* Task statement *
Draw out every line with the word "Javeriana" from the listing below.

* Items *

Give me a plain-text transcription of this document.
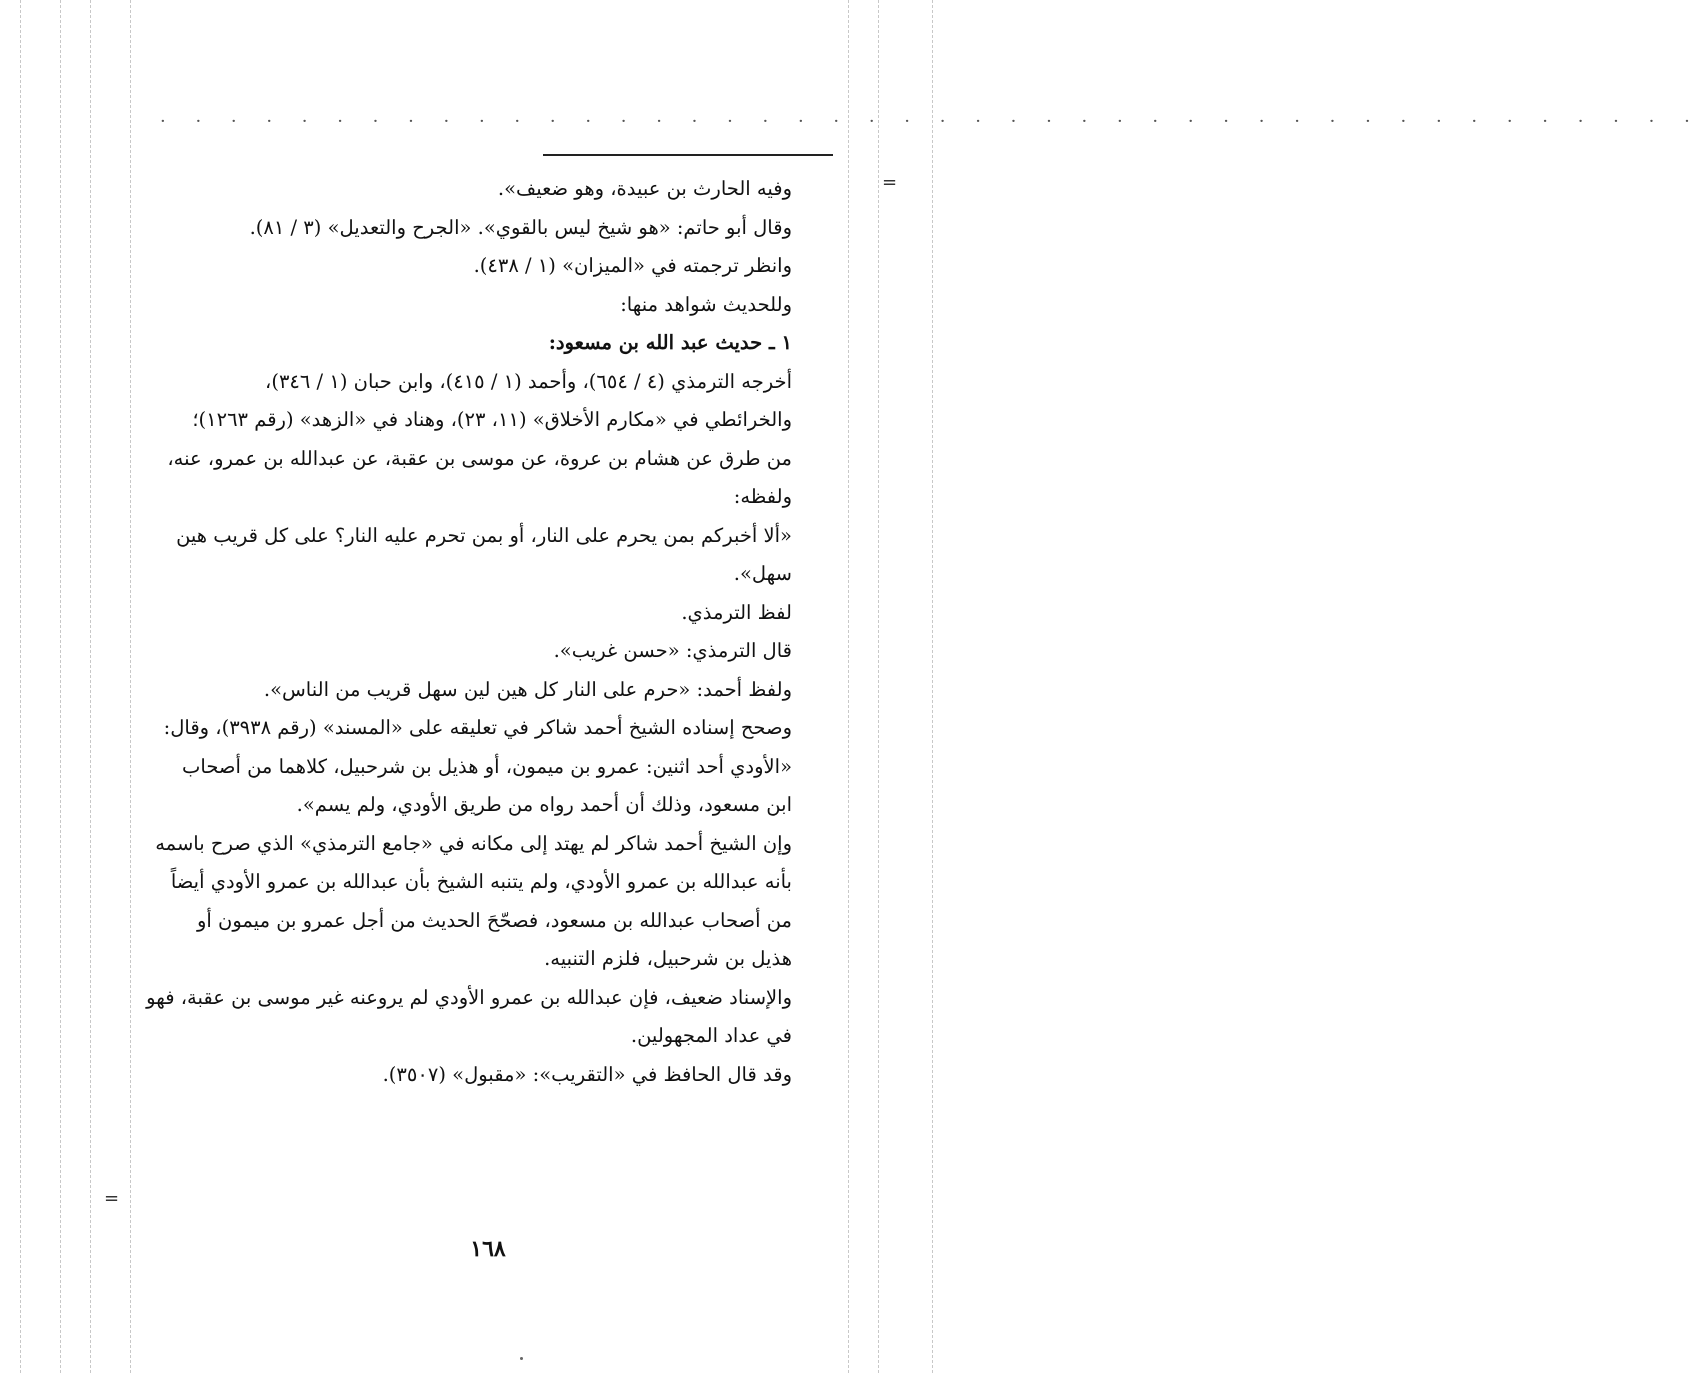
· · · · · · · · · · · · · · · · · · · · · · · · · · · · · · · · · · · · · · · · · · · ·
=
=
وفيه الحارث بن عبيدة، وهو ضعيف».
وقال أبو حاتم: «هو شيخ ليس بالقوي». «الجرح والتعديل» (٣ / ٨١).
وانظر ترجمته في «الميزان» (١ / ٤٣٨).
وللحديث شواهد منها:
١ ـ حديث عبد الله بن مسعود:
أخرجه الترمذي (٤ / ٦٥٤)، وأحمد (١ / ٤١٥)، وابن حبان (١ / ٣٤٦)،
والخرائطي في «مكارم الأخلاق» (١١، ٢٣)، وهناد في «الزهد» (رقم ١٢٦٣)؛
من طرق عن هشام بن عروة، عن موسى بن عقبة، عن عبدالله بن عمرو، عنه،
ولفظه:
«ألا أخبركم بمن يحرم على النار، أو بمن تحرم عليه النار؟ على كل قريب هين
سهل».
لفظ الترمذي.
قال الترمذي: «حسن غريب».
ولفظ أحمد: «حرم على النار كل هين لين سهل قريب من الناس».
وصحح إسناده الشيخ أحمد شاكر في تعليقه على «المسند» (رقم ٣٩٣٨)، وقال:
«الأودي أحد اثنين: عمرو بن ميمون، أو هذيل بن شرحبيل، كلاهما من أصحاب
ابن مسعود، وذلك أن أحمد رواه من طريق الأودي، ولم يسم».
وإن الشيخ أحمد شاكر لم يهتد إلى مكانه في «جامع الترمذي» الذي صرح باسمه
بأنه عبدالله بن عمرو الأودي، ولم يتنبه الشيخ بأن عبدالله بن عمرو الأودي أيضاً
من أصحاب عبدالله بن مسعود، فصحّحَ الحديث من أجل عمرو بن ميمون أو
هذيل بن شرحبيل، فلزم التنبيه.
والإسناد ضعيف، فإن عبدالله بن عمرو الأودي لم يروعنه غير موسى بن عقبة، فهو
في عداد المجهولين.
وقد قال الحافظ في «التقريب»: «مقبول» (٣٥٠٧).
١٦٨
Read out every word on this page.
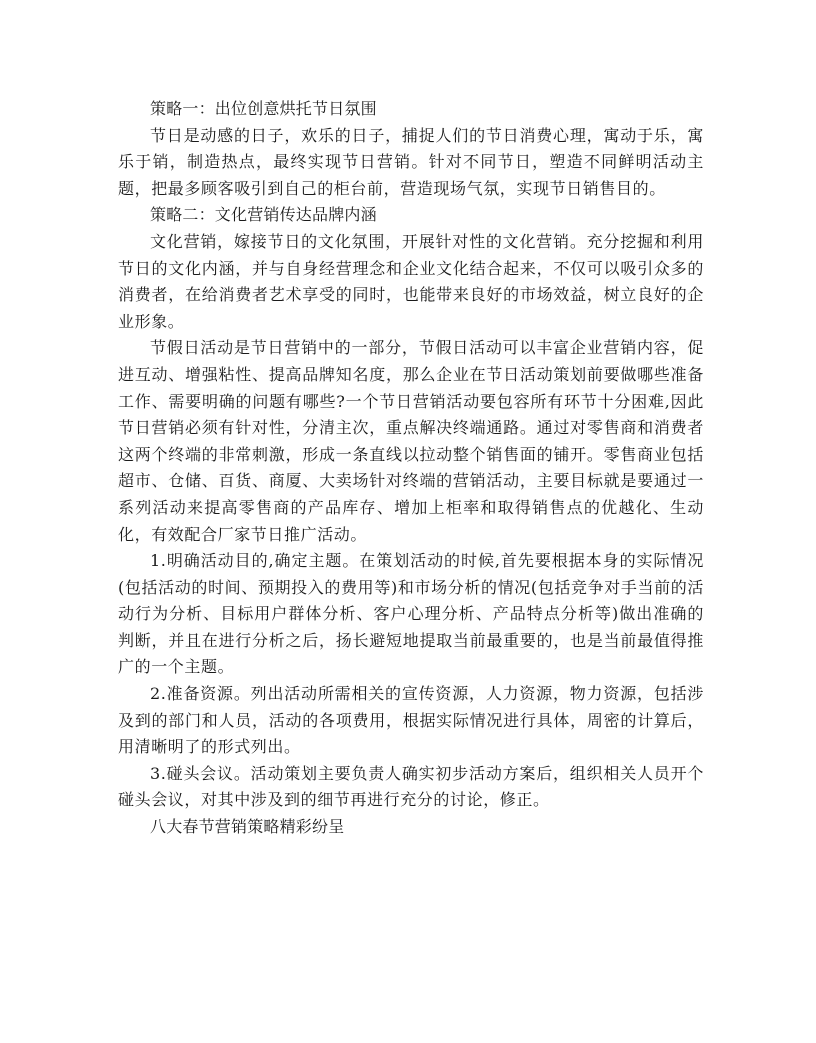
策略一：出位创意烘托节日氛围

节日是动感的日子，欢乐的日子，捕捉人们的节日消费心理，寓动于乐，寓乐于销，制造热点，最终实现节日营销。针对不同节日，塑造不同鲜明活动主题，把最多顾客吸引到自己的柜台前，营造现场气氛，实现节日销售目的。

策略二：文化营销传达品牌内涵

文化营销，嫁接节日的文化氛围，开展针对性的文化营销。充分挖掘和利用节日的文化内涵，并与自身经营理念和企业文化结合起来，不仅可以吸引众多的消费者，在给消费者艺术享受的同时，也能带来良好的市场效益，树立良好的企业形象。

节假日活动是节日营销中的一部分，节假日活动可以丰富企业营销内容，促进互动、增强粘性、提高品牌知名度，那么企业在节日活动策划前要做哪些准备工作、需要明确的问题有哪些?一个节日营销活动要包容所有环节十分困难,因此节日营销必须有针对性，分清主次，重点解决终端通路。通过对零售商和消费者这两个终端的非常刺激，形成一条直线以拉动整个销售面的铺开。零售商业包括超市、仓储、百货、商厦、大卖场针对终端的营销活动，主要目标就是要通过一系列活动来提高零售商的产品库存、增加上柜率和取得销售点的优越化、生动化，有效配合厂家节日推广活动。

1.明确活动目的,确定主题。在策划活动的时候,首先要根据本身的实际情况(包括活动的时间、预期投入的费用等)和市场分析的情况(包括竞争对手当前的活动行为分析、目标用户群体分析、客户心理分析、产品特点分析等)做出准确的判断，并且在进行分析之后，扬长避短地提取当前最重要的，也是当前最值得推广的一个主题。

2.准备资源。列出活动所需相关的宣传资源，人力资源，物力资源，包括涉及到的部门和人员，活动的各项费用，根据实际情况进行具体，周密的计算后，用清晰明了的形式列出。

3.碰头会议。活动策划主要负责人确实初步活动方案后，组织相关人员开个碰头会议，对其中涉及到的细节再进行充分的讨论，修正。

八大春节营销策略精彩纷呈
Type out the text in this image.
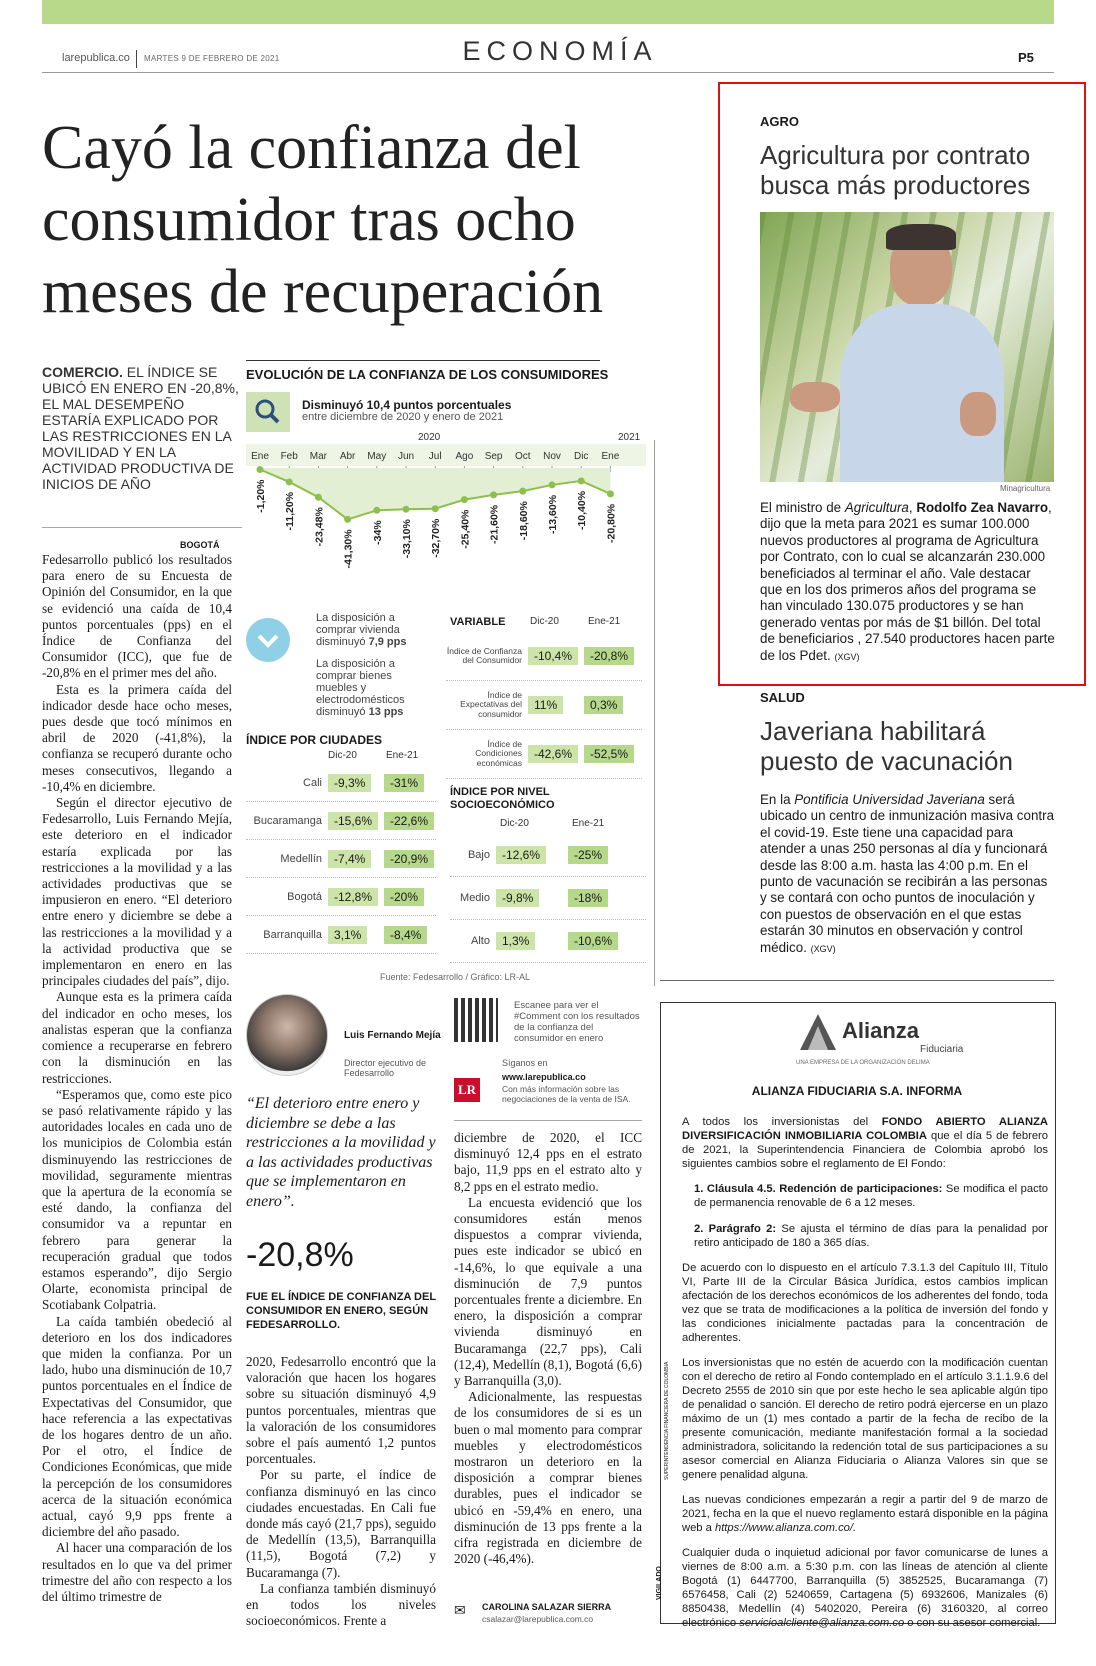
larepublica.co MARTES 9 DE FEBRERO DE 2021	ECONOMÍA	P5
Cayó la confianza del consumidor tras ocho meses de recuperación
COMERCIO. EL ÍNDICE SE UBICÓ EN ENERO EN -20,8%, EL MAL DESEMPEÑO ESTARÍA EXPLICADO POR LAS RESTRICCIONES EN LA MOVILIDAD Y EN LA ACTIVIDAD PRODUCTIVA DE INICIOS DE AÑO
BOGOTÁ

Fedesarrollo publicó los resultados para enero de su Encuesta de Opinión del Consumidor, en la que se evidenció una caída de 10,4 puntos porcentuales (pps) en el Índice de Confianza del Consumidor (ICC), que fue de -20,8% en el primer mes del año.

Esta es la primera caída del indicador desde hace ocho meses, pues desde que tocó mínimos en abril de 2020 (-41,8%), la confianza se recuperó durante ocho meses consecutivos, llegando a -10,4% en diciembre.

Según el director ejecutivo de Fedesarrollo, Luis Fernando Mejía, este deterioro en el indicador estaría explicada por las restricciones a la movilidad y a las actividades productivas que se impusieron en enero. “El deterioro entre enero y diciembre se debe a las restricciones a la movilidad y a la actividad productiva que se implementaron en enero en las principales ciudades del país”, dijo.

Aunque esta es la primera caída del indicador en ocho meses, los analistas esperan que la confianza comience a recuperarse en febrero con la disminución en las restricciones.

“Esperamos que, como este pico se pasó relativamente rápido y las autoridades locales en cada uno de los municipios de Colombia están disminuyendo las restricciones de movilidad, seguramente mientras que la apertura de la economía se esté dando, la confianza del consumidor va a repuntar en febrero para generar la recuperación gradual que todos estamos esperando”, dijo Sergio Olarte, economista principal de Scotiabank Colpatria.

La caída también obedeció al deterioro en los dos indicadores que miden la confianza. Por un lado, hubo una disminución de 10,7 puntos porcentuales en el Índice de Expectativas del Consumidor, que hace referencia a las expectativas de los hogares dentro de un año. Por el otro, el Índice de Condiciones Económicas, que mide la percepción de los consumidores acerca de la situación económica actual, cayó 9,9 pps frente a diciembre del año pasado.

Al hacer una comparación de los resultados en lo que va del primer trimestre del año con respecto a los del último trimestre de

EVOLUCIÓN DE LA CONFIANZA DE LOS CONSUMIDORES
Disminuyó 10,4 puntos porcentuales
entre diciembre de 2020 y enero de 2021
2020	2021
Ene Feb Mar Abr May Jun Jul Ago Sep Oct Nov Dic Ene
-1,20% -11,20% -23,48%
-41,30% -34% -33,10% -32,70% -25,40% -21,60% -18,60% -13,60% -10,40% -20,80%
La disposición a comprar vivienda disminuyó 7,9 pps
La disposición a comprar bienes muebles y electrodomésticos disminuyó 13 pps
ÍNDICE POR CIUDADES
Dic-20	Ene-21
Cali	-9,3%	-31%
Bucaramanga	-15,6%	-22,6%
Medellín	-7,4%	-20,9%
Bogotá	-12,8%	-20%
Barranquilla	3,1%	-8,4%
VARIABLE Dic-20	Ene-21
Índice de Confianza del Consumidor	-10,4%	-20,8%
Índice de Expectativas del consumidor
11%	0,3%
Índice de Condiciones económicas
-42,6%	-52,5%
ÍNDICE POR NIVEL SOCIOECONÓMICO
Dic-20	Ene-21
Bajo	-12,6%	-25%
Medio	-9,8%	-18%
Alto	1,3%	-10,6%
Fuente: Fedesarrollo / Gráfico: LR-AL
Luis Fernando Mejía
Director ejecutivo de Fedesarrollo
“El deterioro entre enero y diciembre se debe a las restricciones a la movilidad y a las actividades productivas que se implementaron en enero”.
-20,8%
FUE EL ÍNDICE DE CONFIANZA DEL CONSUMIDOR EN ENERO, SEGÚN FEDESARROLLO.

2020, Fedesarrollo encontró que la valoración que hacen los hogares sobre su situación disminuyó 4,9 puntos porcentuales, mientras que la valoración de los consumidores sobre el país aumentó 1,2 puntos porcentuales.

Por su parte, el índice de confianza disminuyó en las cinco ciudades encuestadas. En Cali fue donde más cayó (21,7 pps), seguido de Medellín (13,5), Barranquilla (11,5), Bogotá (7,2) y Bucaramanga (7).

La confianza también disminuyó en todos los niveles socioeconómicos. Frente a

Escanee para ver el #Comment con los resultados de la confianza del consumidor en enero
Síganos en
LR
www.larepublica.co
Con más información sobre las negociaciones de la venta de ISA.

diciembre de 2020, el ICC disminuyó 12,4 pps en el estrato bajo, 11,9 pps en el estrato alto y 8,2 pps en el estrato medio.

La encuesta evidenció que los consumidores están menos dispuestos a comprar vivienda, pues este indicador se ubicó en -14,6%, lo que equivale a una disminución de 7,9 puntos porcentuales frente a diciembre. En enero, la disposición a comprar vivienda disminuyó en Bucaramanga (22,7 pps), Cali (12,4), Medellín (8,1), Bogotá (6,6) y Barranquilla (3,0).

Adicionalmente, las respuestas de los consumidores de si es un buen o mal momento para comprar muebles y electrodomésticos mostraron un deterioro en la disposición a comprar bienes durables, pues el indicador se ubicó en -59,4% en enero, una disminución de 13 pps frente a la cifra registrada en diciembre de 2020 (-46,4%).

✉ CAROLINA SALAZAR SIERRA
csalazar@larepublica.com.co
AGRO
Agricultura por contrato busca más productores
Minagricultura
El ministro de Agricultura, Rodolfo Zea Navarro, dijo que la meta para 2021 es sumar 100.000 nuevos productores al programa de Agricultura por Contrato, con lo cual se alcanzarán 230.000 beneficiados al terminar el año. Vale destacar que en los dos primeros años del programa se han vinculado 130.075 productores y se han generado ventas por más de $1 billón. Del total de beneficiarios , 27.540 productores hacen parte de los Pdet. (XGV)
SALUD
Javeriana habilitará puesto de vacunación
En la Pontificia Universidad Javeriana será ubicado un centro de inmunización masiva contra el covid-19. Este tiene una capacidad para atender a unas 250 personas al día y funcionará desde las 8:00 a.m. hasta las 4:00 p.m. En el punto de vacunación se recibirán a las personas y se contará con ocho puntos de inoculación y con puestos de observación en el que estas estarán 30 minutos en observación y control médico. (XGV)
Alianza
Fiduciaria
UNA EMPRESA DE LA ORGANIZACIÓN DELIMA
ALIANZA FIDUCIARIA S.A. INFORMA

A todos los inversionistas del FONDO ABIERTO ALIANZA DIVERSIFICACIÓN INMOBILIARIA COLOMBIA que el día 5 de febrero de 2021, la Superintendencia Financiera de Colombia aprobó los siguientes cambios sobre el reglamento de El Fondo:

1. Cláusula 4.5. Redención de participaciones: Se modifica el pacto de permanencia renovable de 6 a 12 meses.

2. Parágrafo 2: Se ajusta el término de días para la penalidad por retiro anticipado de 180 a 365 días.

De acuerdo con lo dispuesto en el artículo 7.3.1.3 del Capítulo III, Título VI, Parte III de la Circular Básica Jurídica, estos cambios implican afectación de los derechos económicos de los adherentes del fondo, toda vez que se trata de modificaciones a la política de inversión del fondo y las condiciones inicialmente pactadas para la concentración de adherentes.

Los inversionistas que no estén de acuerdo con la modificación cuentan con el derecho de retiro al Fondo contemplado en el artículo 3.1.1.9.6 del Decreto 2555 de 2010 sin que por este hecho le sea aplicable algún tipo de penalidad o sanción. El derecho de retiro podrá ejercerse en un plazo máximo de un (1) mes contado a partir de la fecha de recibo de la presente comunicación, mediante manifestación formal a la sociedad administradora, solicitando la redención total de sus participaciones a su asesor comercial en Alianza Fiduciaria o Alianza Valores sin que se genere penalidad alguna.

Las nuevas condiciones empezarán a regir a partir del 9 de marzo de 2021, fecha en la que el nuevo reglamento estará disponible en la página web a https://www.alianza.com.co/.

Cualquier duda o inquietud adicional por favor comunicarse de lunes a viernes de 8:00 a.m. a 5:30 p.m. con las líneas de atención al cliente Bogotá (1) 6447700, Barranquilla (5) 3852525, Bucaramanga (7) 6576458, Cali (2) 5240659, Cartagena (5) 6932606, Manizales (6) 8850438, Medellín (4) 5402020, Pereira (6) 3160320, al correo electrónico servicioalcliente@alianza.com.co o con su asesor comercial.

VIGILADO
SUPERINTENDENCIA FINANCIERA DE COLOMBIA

* Written answer *
Javeriana habilitará puesto de vacunación
En la Pontificia Universidad Javeriana será ubicado un centro de inmunización masiva contra el covid-19. Este tiene una capacidad para atender a unas 250 personas al día y funcionará desde las 8:00 a.m. hasta las 4:00 p.m. En el punto de vacunación se recibirán a las personas y se contará con ocho puntos de inoculación y con puestos de observación en el que estas estarán 30 minutos en observación y control médico. (XGV)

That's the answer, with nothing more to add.